= Exercise instructions =
Turn the lines of every record below into a numbered list, omitting any blank lines.

Start of Information shown

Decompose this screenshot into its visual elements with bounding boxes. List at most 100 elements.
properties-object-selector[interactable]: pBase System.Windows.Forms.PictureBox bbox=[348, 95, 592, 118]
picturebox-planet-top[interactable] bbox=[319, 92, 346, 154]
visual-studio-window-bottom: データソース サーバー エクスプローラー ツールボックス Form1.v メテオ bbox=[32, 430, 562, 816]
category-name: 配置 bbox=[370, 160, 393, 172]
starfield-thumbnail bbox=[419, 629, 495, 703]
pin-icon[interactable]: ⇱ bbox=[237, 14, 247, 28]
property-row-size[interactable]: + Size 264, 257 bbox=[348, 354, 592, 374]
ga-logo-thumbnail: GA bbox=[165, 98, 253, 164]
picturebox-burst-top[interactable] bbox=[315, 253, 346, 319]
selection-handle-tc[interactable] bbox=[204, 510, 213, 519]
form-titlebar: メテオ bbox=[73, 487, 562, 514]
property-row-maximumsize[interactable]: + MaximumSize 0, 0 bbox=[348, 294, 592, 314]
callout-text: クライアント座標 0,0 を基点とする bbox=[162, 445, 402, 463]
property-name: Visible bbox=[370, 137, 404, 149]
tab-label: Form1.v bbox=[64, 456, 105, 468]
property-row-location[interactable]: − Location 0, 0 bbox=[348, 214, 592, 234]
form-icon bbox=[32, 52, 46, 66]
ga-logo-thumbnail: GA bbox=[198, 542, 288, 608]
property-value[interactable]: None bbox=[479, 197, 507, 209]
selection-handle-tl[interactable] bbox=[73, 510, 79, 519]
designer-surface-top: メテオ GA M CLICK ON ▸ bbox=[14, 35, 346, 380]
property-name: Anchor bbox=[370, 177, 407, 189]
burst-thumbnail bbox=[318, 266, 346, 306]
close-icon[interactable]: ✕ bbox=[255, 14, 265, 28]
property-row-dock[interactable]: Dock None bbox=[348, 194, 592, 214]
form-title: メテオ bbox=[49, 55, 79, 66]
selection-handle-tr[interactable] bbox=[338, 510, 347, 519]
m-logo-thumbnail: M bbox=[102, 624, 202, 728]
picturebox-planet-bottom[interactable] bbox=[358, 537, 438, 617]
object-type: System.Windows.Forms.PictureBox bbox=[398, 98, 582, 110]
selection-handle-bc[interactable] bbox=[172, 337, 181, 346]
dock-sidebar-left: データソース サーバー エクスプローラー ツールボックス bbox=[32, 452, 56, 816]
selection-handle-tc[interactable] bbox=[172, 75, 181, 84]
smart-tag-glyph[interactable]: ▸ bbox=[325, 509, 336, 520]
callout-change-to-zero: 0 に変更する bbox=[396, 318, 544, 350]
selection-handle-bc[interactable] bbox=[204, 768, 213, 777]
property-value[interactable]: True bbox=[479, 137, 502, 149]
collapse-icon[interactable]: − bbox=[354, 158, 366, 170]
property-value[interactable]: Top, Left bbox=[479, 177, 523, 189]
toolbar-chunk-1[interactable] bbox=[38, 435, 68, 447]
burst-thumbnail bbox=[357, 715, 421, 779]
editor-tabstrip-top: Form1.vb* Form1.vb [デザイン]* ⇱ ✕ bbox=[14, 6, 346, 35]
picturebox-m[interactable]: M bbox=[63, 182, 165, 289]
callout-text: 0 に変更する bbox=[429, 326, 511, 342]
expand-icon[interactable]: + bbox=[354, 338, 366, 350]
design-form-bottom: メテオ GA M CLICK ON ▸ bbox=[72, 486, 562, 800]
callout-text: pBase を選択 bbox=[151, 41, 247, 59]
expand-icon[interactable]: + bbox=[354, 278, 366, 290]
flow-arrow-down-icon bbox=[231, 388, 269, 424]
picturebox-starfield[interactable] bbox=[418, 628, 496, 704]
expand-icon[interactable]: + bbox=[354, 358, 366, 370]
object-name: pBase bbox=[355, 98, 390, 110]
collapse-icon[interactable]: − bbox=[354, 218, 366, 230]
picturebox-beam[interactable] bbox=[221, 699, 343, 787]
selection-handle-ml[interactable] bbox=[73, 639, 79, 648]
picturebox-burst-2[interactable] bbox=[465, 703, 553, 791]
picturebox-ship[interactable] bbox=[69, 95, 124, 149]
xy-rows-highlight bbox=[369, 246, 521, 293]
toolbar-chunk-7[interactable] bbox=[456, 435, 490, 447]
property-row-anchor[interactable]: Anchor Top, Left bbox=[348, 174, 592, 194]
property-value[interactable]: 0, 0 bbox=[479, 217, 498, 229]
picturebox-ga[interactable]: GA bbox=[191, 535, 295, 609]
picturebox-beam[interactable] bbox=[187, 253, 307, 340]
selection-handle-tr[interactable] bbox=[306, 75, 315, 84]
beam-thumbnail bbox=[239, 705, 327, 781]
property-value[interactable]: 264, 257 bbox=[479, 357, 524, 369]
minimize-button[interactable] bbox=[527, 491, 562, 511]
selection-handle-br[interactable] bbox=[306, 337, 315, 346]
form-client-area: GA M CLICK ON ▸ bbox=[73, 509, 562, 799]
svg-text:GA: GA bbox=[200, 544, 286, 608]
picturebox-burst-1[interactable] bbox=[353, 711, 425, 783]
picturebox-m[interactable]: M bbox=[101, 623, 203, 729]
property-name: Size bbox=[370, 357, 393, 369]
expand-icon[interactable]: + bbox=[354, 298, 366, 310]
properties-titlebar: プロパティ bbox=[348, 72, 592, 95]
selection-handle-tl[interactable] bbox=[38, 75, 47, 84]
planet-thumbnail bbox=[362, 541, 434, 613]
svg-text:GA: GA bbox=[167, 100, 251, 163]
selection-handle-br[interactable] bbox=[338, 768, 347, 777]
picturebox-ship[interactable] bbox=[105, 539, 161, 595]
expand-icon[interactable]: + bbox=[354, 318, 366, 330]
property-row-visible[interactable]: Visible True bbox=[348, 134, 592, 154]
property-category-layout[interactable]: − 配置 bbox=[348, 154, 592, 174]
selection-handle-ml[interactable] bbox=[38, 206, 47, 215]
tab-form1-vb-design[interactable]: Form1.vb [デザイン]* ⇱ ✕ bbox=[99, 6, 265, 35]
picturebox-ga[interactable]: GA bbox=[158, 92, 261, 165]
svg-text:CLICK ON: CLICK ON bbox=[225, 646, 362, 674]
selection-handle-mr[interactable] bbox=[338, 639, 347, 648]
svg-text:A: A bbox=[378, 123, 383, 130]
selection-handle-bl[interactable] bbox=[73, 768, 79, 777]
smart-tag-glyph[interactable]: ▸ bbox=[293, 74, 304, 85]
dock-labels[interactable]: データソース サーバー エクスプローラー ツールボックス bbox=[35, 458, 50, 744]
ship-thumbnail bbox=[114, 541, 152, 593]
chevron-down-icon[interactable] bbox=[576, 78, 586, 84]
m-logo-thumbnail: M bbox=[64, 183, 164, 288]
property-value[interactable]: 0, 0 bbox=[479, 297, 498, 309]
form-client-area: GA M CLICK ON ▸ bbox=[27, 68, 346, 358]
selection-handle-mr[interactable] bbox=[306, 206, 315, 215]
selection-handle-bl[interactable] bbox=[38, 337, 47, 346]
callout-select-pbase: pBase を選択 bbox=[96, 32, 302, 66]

End of Information shown

= Correct output =
1. Decompose this screenshot into its visual elements with bounding boxes. List at most 100 elements.
2. properties-object-selector[interactable]: pBase System.Windows.Forms.PictureBox bbox=[348, 95, 592, 118]
3. picturebox-planet-top[interactable] bbox=[319, 92, 346, 154]
4. visual-studio-window-bottom: データソース サーバー エクスプローラー ツールボックス Form1.v メテオ bbox=[32, 430, 562, 816]
5. category-name: 配置 bbox=[370, 160, 393, 172]
6. starfield-thumbnail bbox=[419, 629, 495, 703]
7. pin-icon[interactable]: ⇱ bbox=[237, 14, 247, 28]
8. property-row-size[interactable]: + Size 264, 257 bbox=[348, 354, 592, 374]
9. ga-logo-thumbnail: GA bbox=[165, 98, 253, 164]
10. picturebox-burst-top[interactable] bbox=[315, 253, 346, 319]
11. selection-handle-tc[interactable] bbox=[204, 510, 213, 519]
12. form-titlebar: メテオ bbox=[73, 487, 562, 514]
13. property-row-maximumsize[interactable]: + MaximumSize 0, 0 bbox=[348, 294, 592, 314]
14. callout-text: クライアント座標 0,0 を基点とする bbox=[162, 445, 402, 463]
15. property-name: Visible bbox=[370, 137, 404, 149]
16. tab-label: Form1.v bbox=[64, 456, 105, 468]
17. property-row-location[interactable]: − Location 0, 0 bbox=[348, 214, 592, 234]
18. form-icon bbox=[32, 52, 46, 66]
19. ga-logo-thumbnail: GA bbox=[198, 542, 288, 608]
20. property-value[interactable]: None bbox=[479, 197, 507, 209]
21. selection-handle-tl[interactable] bbox=[73, 510, 79, 519]
22. designer-surface-top: メテオ GA M CLICK ON ▸ bbox=[14, 35, 346, 380]
23. property-name: Anchor bbox=[370, 177, 407, 189]
24. burst-thumbnail bbox=[318, 266, 346, 306]
25. close-icon[interactable]: ✕ bbox=[255, 14, 265, 28]
26. property-row-dock[interactable]: Dock None bbox=[348, 194, 592, 214]
27. form-title: メテオ bbox=[49, 55, 79, 66]
28. selection-handle-tr[interactable] bbox=[338, 510, 347, 519]
29. m-logo-thumbnail: M bbox=[102, 624, 202, 728]
30. picturebox-planet-bottom[interactable] bbox=[358, 537, 438, 617]
31. object-type: System.Windows.Forms.PictureBox bbox=[398, 98, 582, 110]
32. selection-handle-bc[interactable] bbox=[172, 337, 181, 346]
33. dock-sidebar-left: データソース サーバー エクスプローラー ツールボックス bbox=[32, 452, 56, 816]
34. selection-handle-tc[interactable] bbox=[172, 75, 181, 84]
35. smart-tag-glyph[interactable]: ▸ bbox=[325, 509, 336, 520]
36. callout-change-to-zero: 0 に変更する bbox=[396, 318, 544, 350]
37. selection-handle-bc[interactable] bbox=[204, 768, 213, 777]
38. property-value[interactable]: True bbox=[479, 137, 502, 149]
39. collapse-icon[interactable]: − bbox=[354, 158, 366, 170]
40. property-value[interactable]: Top, Left bbox=[479, 177, 523, 189]
41. toolbar-chunk-1[interactable] bbox=[38, 435, 68, 447]
42. burst-thumbnail bbox=[357, 715, 421, 779]
43. editor-tabstrip-top: Form1.vb* Form1.vb [デザイン]* ⇱ ✕ bbox=[14, 6, 346, 35]
44. picturebox-m[interactable]: M bbox=[63, 182, 165, 289]
45. callout-text: 0 に変更する bbox=[429, 326, 511, 342]
46. expand-icon[interactable]: + bbox=[354, 338, 366, 350]
47. design-form-bottom: メテオ GA M CLICK ON ▸ bbox=[72, 486, 562, 800]
48. callout-text: pBase を選択 bbox=[151, 41, 247, 59]
49. expand-icon[interactable]: + bbox=[354, 278, 366, 290]
50. flow-arrow-down-icon bbox=[231, 388, 269, 424]
51. picturebox-starfield[interactable] bbox=[418, 628, 496, 704]
52. expand-icon[interactable]: + bbox=[354, 358, 366, 370]
53. object-name: pBase bbox=[355, 98, 390, 110]
54. collapse-icon[interactable]: − bbox=[354, 218, 366, 230]
55. picturebox-beam[interactable] bbox=[221, 699, 343, 787]
56. selection-handle-ml[interactable] bbox=[73, 639, 79, 648]
57. picturebox-burst-2[interactable] bbox=[465, 703, 553, 791]
58. picturebox-ship[interactable] bbox=[69, 95, 124, 149]
59. xy-rows-highlight bbox=[369, 246, 521, 293]
60. toolbar-chunk-7[interactable] bbox=[456, 435, 490, 447]
61. property-row-anchor[interactable]: Anchor Top, Left bbox=[348, 174, 592, 194]
62. property-value[interactable]: 0, 0 bbox=[479, 217, 498, 229]
63. picturebox-ga[interactable]: GA bbox=[191, 535, 295, 609]
64. picturebox-beam[interactable] bbox=[187, 253, 307, 340]
65. selection-handle-tr[interactable] bbox=[306, 75, 315, 84]
66. beam-thumbnail bbox=[239, 705, 327, 781]
67. property-value[interactable]: 264, 257 bbox=[479, 357, 524, 369]
68. minimize-button[interactable] bbox=[527, 491, 562, 511]
69. selection-handle-br[interactable] bbox=[306, 337, 315, 346]
70. form-client-area: GA M CLICK ON ▸ bbox=[73, 509, 562, 799]
71. svg-text:GA: GA bbox=[200, 544, 286, 608]
72. picturebox-burst-1[interactable] bbox=[353, 711, 425, 783]
73. picturebox-m[interactable]: M bbox=[101, 623, 203, 729]
74. property-name: Size bbox=[370, 357, 393, 369]
75. expand-icon[interactable]: + bbox=[354, 298, 366, 310]
76. properties-titlebar: プロパティ bbox=[348, 72, 592, 95]
77. selection-handle-tl[interactable] bbox=[38, 75, 47, 84]
78. planet-thumbnail bbox=[362, 541, 434, 613]
79. svg-text:GA: GA bbox=[167, 100, 251, 163]
80. selection-handle-br[interactable] bbox=[338, 768, 347, 777]
81. picturebox-ship[interactable] bbox=[105, 539, 161, 595]
82. expand-icon[interactable]: + bbox=[354, 318, 366, 330]
83. property-row-visible[interactable]: Visible True bbox=[348, 134, 592, 154]
84. property-category-layout[interactable]: − 配置 bbox=[348, 154, 592, 174]
85. selection-handle-ml[interactable] bbox=[38, 206, 47, 215]
86. tab-form1-vb-design[interactable]: Form1.vb [デザイン]* ⇱ ✕ bbox=[99, 6, 265, 35]
87. picturebox-ga[interactable]: GA bbox=[158, 92, 261, 165]
88. svg-text:CLICK ON: CLICK ON bbox=[225, 646, 362, 674]
89. selection-handle-mr[interactable] bbox=[338, 639, 347, 648]
90. svg-text:A: A bbox=[378, 123, 383, 130]
91. selection-handle-bl[interactable] bbox=[73, 768, 79, 777]
92. smart-tag-glyph[interactable]: ▸ bbox=[293, 74, 304, 85]
93. dock-labels[interactable]: データソース サーバー エクスプローラー ツールボックス bbox=[35, 458, 50, 744]
94. ship-thumbnail bbox=[114, 541, 152, 593]
95. chevron-down-icon[interactable] bbox=[576, 78, 586, 84]
96. m-logo-thumbnail: M bbox=[64, 183, 164, 288]
97. property-value[interactable]: 0, 0 bbox=[479, 297, 498, 309]
98. form-client-area: GA M CLICK ON ▸ bbox=[27, 68, 346, 358]
99. selection-handle-mr[interactable] bbox=[306, 206, 315, 215]
100. selection-handle-bl[interactable] bbox=[38, 337, 47, 346]
101. callout-select-pbase: pBase を選択 bbox=[96, 32, 302, 66]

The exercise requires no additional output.